> **Description of the task**: Copy every line from the material below that holds "JSON".
"""
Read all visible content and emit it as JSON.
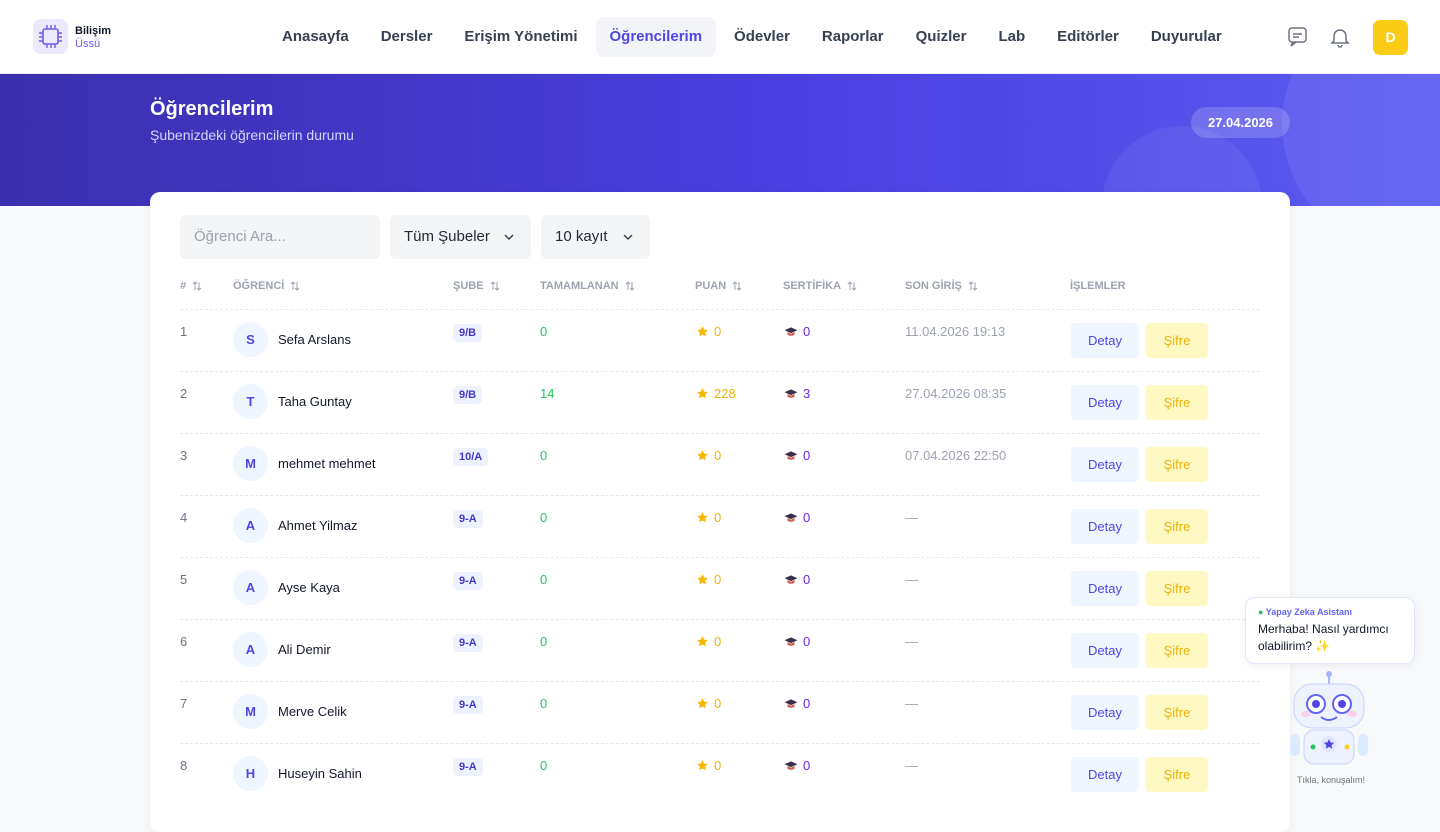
{
  "header": {
    "logo_title": "Bilişim",
    "logo_subtitle": "Üssü",
    "nav": [
      "Anasayfa",
      "Dersler",
      "Erişim Yönetimi",
      "Öğrencilerim",
      "Ödevler",
      "Raporlar",
      "Quizler",
      "Lab",
      "Editörler",
      "Duyurular"
    ],
    "active_nav": 3,
    "avatar": "D"
  },
  "banner": {
    "title": "Öğrencilerim",
    "subtitle": "Şubenizdeki öğrencilerin durumu",
    "date": "27.04.2026"
  },
  "filters": {
    "search_placeholder": "Öğrenci Ara...",
    "branch": "Tüm Şubeler",
    "page_size": "10 kayıt"
  },
  "table": {
    "columns": [
      "#",
      "ÖĞRENCİ",
      "ŞUBE",
      "TAMAMLANAN",
      "PUAN",
      "SERTİFİKA",
      "SON GİRİŞ",
      "İŞLEMLER"
    ],
    "actions": [
      "Detay",
      "Şifre"
    ],
    "rows": [
      {
        "no": 1,
        "initial": "S",
        "name": "Sefa Arslans",
        "branch": "9/B",
        "completed": 0,
        "points": 0,
        "certificates": 0,
        "last_login": "11.04.2026 19:13"
      },
      {
        "no": 2,
        "initial": "T",
        "name": "Taha Guntay",
        "branch": "9/B",
        "completed": 14,
        "points": 228,
        "certificates": 3,
        "last_login": "27.04.2026 08:35"
      },
      {
        "no": 3,
        "initial": "M",
        "name": "mehmet mehmet",
        "branch": "10/A",
        "completed": 0,
        "points": 0,
        "certificates": 0,
        "last_login": "07.04.2026 22:50"
      },
      {
        "no": 4,
        "initial": "A",
        "name": "Ahmet Yilmaz",
        "branch": "9-A",
        "completed": 0,
        "points": 0,
        "certificates": 0,
        "last_login": "—"
      },
      {
        "no": 5,
        "initial": "A",
        "name": "Ayse Kaya",
        "branch": "9-A",
        "completed": 0,
        "points": 0,
        "certificates": 0,
        "last_login": "—"
      },
      {
        "no": 6,
        "initial": "A",
        "name": "Ali Demir",
        "branch": "9-A",
        "completed": 0,
        "points": 0,
        "certificates": 0,
        "last_login": "—"
      },
      {
        "no": 7,
        "initial": "M",
        "name": "Merve Celik",
        "branch": "9-A",
        "completed": 0,
        "points": 0,
        "certificates": 0,
        "last_login": "—"
      },
      {
        "no": 8,
        "initial": "H",
        "name": "Huseyin Sahin",
        "branch": "9-A",
        "completed": 0,
        "points": 0,
        "certificates": 0,
        "last_login": "—"
      }
    ]
  },
  "assistant": {
    "title": "Yapay Zeka Asistanı",
    "message": "Merhaba! Nasıl yardımcı olabilirim? ✨",
    "caption": "Tıkla, konuşalım!"
  }
}
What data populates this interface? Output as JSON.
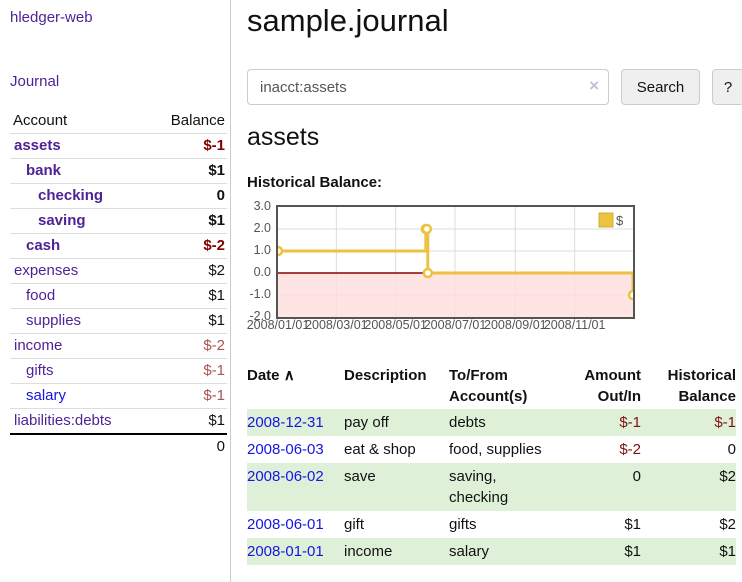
{
  "app": {
    "brand": "hledger-web"
  },
  "colors": {
    "link_purple": "#4f2396",
    "link_blue": "#1616e0",
    "negative_strong": "#800000",
    "negative_soft": "#a85454",
    "row_stripe_green": "#dff0d8",
    "chart_line_yellow": "#edc240",
    "chart_negative_fill": "#ffdddd",
    "chart_zero_line": "#8b0000",
    "chart_border": "#545454"
  },
  "sidebar": {
    "journal_link": "Journal",
    "accounts": {
      "header_account": "Account",
      "header_balance": "Balance",
      "rows": [
        {
          "name": "assets",
          "balance": "$-1"
        },
        {
          "name": "bank",
          "balance": "$1"
        },
        {
          "name": "checking",
          "balance": "0"
        },
        {
          "name": "saving",
          "balance": "$1"
        },
        {
          "name": "cash",
          "balance": "$-2"
        },
        {
          "name": "expenses",
          "balance": "$2"
        },
        {
          "name": "food",
          "balance": "$1"
        },
        {
          "name": "supplies",
          "balance": "$1"
        },
        {
          "name": "income",
          "balance": "$-2"
        },
        {
          "name": "gifts",
          "balance": "$-1"
        },
        {
          "name": "salary",
          "balance": "$-1"
        },
        {
          "name": "liabilities:debts",
          "balance": "$1"
        }
      ],
      "total": "0"
    }
  },
  "main": {
    "title": "sample.journal",
    "search": {
      "value": "inacct:assets",
      "clear_icon": "×",
      "search_button": "Search",
      "help_button": "?"
    },
    "account_heading": "assets",
    "chart_title": "Historical Balance:"
  },
  "chart_data": {
    "type": "line",
    "step": true,
    "title": "Historical Balance:",
    "series": [
      {
        "name": "$",
        "color": "#edc240",
        "points": [
          [
            "2008-01-01",
            1.0
          ],
          [
            "2008-06-01",
            2.0
          ],
          [
            "2008-06-02",
            2.0
          ],
          [
            "2008-06-03",
            0.0
          ],
          [
            "2008-12-31",
            -1.0
          ]
        ]
      }
    ],
    "xlim": [
      "2008-01-01",
      "2008-12-31"
    ],
    "ylim": [
      -2.0,
      3.0
    ],
    "yticks": [
      3.0,
      2.0,
      1.0,
      0.0,
      -1.0,
      -2.0
    ],
    "xticks": [
      "2008/01/01",
      "2008/03/01",
      "2008/05/01",
      "2008/07/01",
      "2008/09/01",
      "2008/11/01"
    ],
    "grid": true,
    "legend": {
      "label": "$",
      "position": "top-right"
    },
    "negative_fill": "#ffdddd",
    "zero_line_color": "#8b0000"
  },
  "register": {
    "headers": {
      "date": "Date",
      "sort_icon": "∧",
      "description": "Description",
      "tofrom": "To/From Account(s)",
      "amount": "Amount Out/In",
      "balance": "Historical Balance"
    },
    "rows": [
      {
        "date": "2008-12-31",
        "description": "pay off",
        "accounts": "debts",
        "amount": "$-1",
        "balance": "$-1"
      },
      {
        "date": "2008-06-03",
        "description": "eat & shop",
        "accounts": "food, supplies",
        "amount": "$-2",
        "balance": "0"
      },
      {
        "date": "2008-06-02",
        "description": "save",
        "accounts": "saving, checking",
        "amount": "0",
        "balance": "$2"
      },
      {
        "date": "2008-06-01",
        "description": "gift",
        "accounts": "gifts",
        "amount": "$1",
        "balance": "$2"
      },
      {
        "date": "2008-01-01",
        "description": "income",
        "accounts": "salary",
        "amount": "$1",
        "balance": "$1"
      }
    ]
  }
}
"""
> **Solution for this task**:
Read all visible content and emit it as JSON.
What data populates this interface? Output as JSON.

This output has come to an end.